Start of Listed entries

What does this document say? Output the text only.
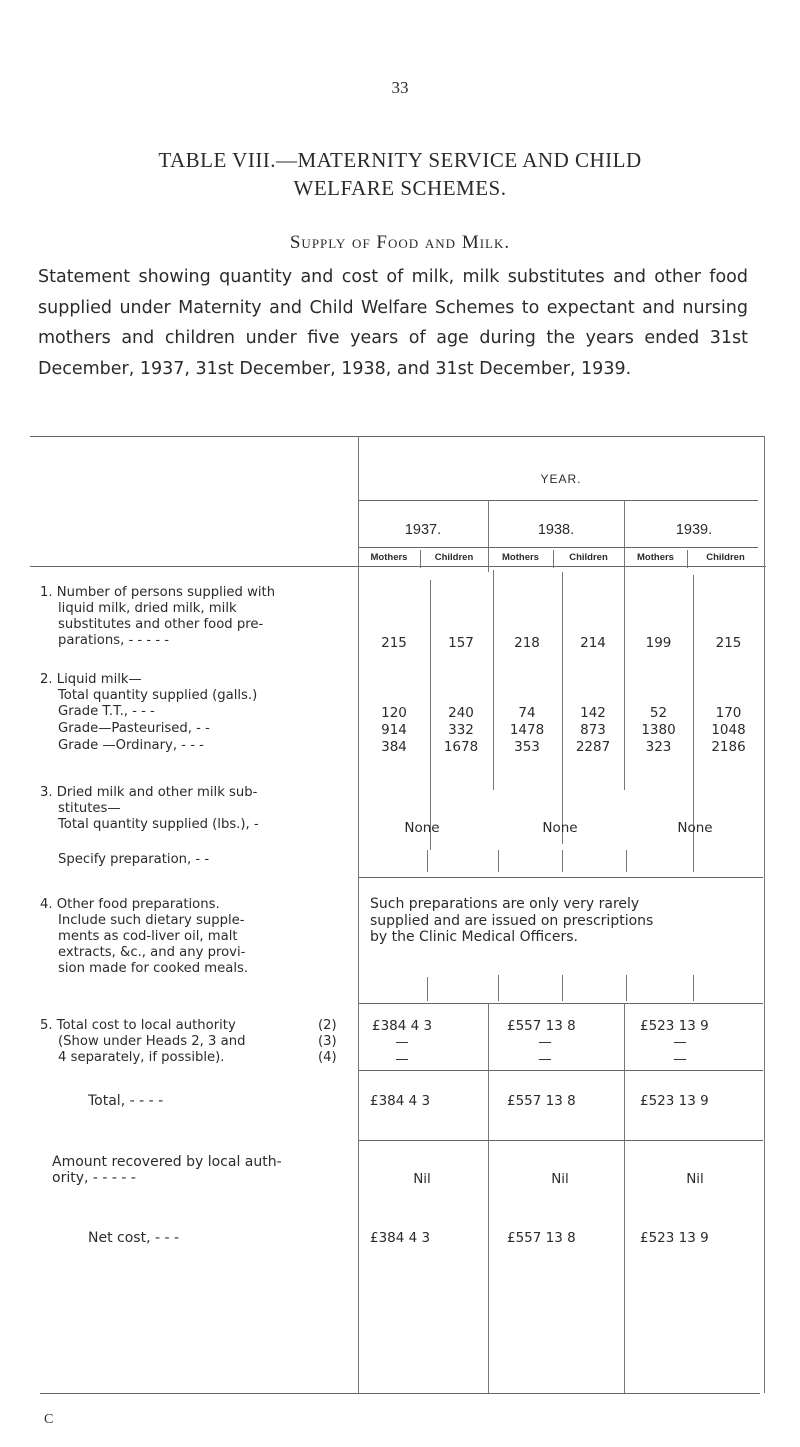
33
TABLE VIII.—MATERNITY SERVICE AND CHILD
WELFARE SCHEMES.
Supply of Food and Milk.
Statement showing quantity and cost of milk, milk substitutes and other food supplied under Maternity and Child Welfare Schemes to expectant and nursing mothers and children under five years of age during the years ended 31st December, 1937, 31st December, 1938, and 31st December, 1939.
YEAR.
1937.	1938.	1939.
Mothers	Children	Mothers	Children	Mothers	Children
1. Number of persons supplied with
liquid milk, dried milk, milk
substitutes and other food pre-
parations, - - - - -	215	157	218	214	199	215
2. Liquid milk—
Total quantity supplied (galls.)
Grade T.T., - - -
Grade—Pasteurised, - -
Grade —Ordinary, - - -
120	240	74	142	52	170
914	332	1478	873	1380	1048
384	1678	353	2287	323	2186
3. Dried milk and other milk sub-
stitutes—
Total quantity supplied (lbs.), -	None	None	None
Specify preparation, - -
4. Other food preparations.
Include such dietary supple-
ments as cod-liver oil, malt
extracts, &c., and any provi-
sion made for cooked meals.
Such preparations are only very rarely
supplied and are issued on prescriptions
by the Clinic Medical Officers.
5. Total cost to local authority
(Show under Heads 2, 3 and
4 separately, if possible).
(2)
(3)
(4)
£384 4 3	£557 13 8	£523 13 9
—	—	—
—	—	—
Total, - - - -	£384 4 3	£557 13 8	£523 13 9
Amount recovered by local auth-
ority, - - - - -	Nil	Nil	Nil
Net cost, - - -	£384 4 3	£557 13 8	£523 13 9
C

End of Listed entries
Start of Listed entries

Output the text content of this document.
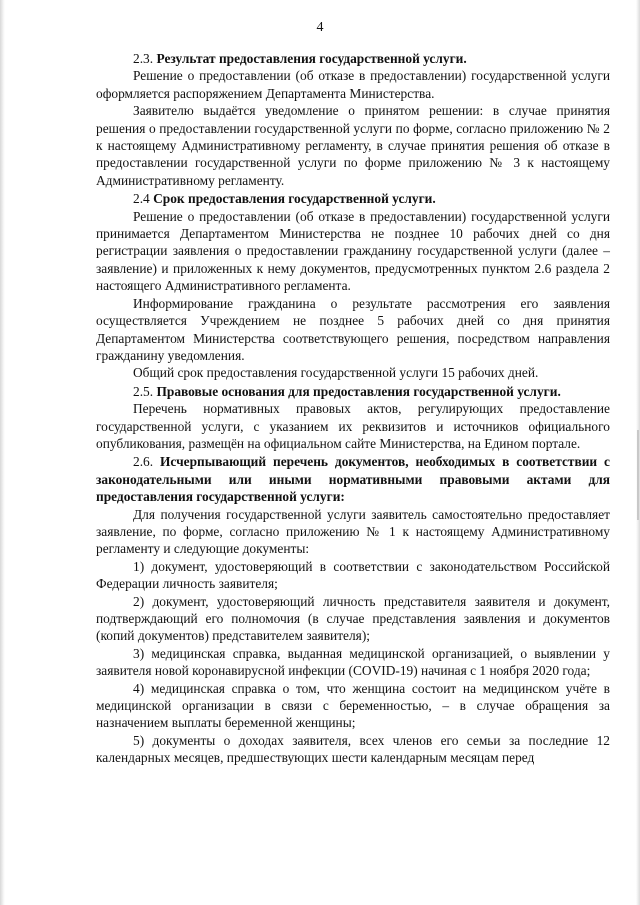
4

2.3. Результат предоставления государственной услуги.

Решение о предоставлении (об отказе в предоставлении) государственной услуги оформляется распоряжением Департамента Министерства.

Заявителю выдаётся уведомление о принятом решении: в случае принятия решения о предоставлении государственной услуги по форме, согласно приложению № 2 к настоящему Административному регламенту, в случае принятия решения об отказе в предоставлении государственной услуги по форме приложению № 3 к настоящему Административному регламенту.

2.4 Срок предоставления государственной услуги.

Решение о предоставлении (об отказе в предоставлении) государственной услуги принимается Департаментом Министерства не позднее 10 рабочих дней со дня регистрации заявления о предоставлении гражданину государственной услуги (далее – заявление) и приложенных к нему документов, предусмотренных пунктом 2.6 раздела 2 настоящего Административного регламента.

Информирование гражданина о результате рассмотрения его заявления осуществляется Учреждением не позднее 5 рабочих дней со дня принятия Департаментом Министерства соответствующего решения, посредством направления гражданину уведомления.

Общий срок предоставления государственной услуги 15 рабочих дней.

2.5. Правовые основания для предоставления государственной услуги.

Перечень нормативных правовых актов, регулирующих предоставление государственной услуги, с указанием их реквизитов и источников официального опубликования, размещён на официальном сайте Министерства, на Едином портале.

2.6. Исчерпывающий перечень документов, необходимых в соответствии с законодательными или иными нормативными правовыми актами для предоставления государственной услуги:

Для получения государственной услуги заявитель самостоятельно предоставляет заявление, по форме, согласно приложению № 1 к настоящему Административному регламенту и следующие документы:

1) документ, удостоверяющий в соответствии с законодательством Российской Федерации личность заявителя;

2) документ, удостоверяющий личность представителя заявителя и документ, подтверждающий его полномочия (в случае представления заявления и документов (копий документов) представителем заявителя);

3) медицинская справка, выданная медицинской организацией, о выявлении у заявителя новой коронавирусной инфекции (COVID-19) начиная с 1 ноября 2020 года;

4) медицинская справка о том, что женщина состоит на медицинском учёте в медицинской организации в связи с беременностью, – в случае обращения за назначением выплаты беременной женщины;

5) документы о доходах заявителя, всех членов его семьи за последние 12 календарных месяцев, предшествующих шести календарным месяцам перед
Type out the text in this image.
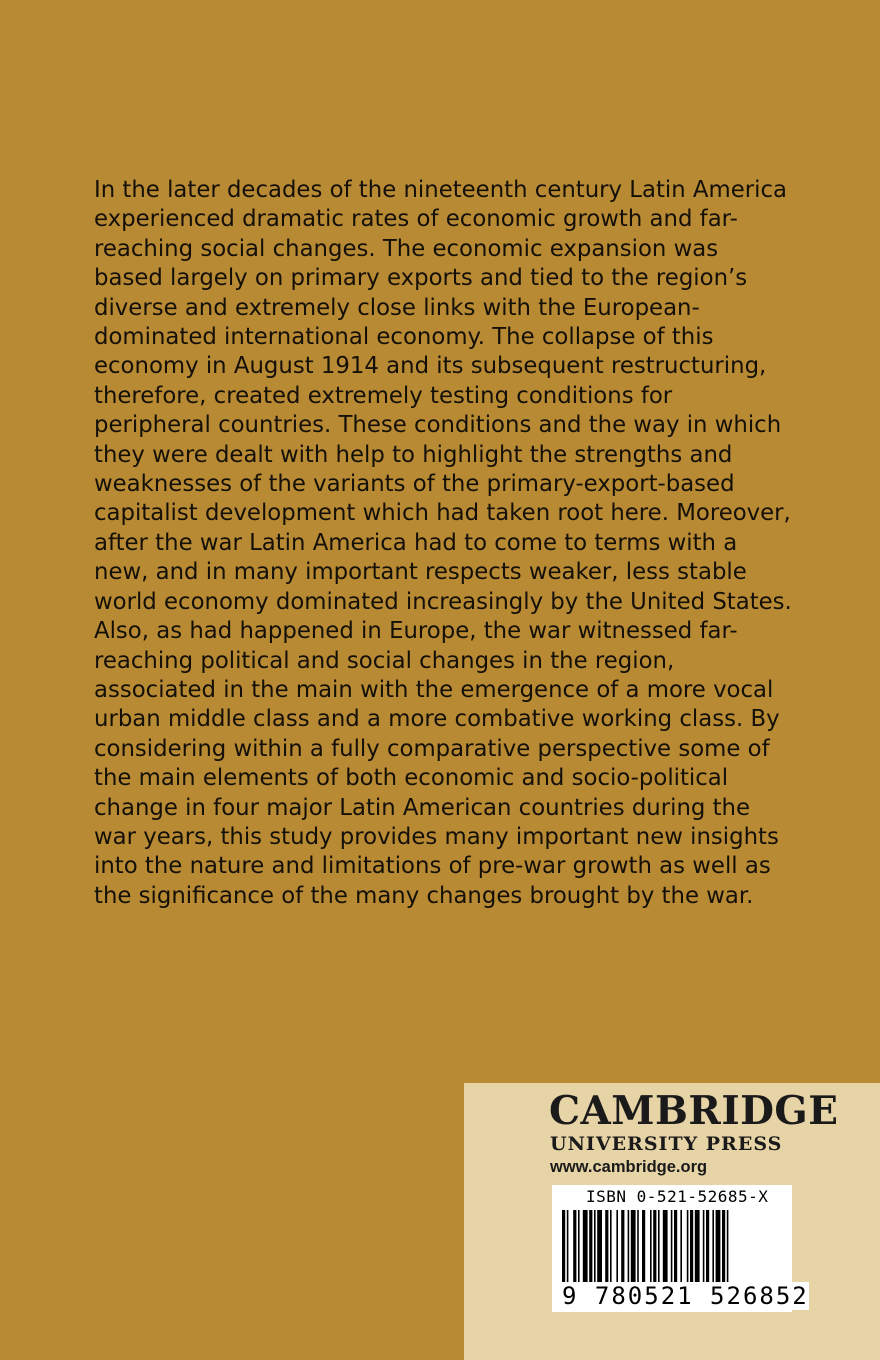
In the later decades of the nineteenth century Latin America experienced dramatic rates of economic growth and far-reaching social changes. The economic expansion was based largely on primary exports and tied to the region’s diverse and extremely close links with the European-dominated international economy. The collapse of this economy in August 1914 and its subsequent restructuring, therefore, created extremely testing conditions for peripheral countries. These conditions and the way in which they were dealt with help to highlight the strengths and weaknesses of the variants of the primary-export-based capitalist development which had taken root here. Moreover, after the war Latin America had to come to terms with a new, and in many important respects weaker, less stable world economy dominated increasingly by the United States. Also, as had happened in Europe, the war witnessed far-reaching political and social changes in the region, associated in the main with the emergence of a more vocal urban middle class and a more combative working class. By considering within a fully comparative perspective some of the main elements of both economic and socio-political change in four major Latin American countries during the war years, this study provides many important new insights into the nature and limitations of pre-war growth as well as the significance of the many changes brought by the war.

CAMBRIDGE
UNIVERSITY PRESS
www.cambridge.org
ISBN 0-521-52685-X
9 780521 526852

End of Listed entries

#### Task to complete
Lines that hold the word "удостоверяющий" are the ones to return, every one of them.

#### Response to this task
1) документ, удостоверяющий в соответствии с законодательством Российской Федерации личность заявителя;
2) документ, удостоверяющий личность представителя заявителя и документ, подтверждающий его полномочия (в случае представления заявления и документов (копий документов) представителем заявителя);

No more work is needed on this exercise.